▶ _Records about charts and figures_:
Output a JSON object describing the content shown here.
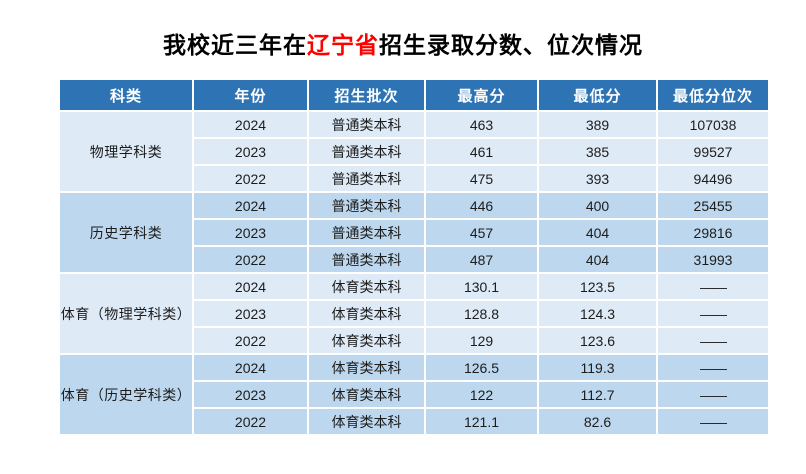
{
  "title": {
    "prefix": "我校近三年在",
    "highlight": "辽宁省",
    "suffix": "招生录取分数、位次情况"
  },
  "colors": {
    "header_bg": "#2e74b5",
    "header_text": "#ffffff",
    "group_light_bg": "#deeaf6",
    "group_dark_bg": "#bdd7ee",
    "title_highlight": "#ff0000",
    "body_text": "#1c1c1c"
  },
  "table": {
    "headers": [
      "科类",
      "年份",
      "招生批次",
      "最高分",
      "最低分",
      "最低分位次"
    ],
    "groups": [
      {
        "category": "物理学科类",
        "rows": [
          {
            "year": "2024",
            "batch": "普通类本科",
            "max_score": "463",
            "min_score": "389",
            "min_rank": "107038"
          },
          {
            "year": "2023",
            "batch": "普通类本科",
            "max_score": "461",
            "min_score": "385",
            "min_rank": "99527"
          },
          {
            "year": "2022",
            "batch": "普通类本科",
            "max_score": "475",
            "min_score": "393",
            "min_rank": "94496"
          }
        ]
      },
      {
        "category": "历史学科类",
        "rows": [
          {
            "year": "2024",
            "batch": "普通类本科",
            "max_score": "446",
            "min_score": "400",
            "min_rank": "25455"
          },
          {
            "year": "2023",
            "batch": "普通类本科",
            "max_score": "457",
            "min_score": "404",
            "min_rank": "29816"
          },
          {
            "year": "2022",
            "batch": "普通类本科",
            "max_score": "487",
            "min_score": "404",
            "min_rank": "31993"
          }
        ]
      },
      {
        "category": "体育（物理学科类）",
        "rows": [
          {
            "year": "2024",
            "batch": "体育类本科",
            "max_score": "130.1",
            "min_score": "123.5",
            "min_rank": "——"
          },
          {
            "year": "2023",
            "batch": "体育类本科",
            "max_score": "128.8",
            "min_score": "124.3",
            "min_rank": "——"
          },
          {
            "year": "2022",
            "batch": "体育类本科",
            "max_score": "129",
            "min_score": "123.6",
            "min_rank": "——"
          }
        ]
      },
      {
        "category": "体育（历史学科类）",
        "rows": [
          {
            "year": "2024",
            "batch": "体育类本科",
            "max_score": "126.5",
            "min_score": "119.3",
            "min_rank": "——"
          },
          {
            "year": "2023",
            "batch": "体育类本科",
            "max_score": "122",
            "min_score": "112.7",
            "min_rank": "——"
          },
          {
            "year": "2022",
            "batch": "体育类本科",
            "max_score": "121.1",
            "min_score": "82.6",
            "min_rank": "——"
          }
        ]
      }
    ]
  }
}
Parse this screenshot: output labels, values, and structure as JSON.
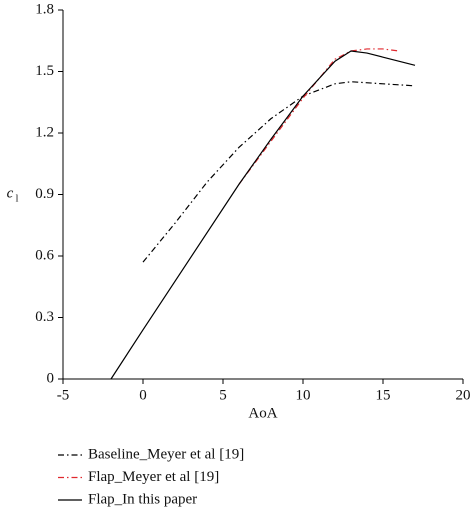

▶ _EXERCISE OBJECTIVE_:
Write out every record above exactly as it stands, but leave out the pictures.

▶ _EXERCISE ANSWER_:
Output a JSON object describing the content shown here.
{
  "title": {
    "prefix": "我校近三年在",
    "highlight": "辽宁省",
    "suffix": "招生录取分数、位次情况"
  },
  "colors": {
    "header_bg": "#2e74b5",
    "header_text": "#ffffff",
    "group_light_bg": "#deeaf6",
    "group_dark_bg": "#bdd7ee",
    "title_highlight": "#ff0000",
    "body_text": "#1c1c1c"
  },
  "table": {
    "headers": [
      "科类",
      "年份",
      "招生批次",
      "最高分",
      "最低分",
      "最低分位次"
    ],
    "groups": [
      {
        "category": "物理学科类",
        "rows": [
          {
            "year": "2024",
            "batch": "普通类本科",
            "max_score": "463",
            "min_score": "389",
            "min_rank": "107038"
          },
          {
            "year": "2023",
            "batch": "普通类本科",
            "max_score": "461",
            "min_score": "385",
            "min_rank": "99527"
          },
          {
            "year": "2022",
            "batch": "普通类本科",
            "max_score": "475",
            "min_score": "393",
            "min_rank": "94496"
          }
        ]
      },
      {
        "category": "历史学科类",
        "rows": [
          {
            "year": "2024",
            "batch": "普通类本科",
            "max_score": "446",
            "min_score": "400",
            "min_rank": "25455"
          },
          {
            "year": "2023",
            "batch": "普通类本科",
            "max_score": "457",
            "min_score": "404",
            "min_rank": "29816"
          },
          {
            "year": "2022",
            "batch": "普通类本科",
            "max_score": "487",
            "min_score": "404",
            "min_rank": "31993"
          }
        ]
      },
      {
        "category": "体育（物理学科类）",
        "rows": [
          {
            "year": "2024",
            "batch": "体育类本科",
            "max_score": "130.1",
            "min_score": "123.5",
            "min_rank": "——"
          },
          {
            "year": "2023",
            "batch": "体育类本科",
            "max_score": "128.8",
            "min_score": "124.3",
            "min_rank": "——"
          },
          {
            "year": "2022",
            "batch": "体育类本科",
            "max_score": "129",
            "min_score": "123.6",
            "min_rank": "——"
          }
        ]
      },
      {
        "category": "体育（历史学科类）",
        "rows": [
          {
            "year": "2024",
            "batch": "体育类本科",
            "max_score": "126.5",
            "min_score": "119.3",
            "min_rank": "——"
          },
          {
            "year": "2023",
            "batch": "体育类本科",
            "max_score": "122",
            "min_score": "112.7",
            "min_rank": "——"
          },
          {
            "year": "2022",
            "batch": "体育类本科",
            "max_score": "121.1",
            "min_score": "82.6",
            "min_rank": "——"
          }
        ]
      }
    ]
  }
}
Parse this screenshot: output labels, values, and structure as JSON.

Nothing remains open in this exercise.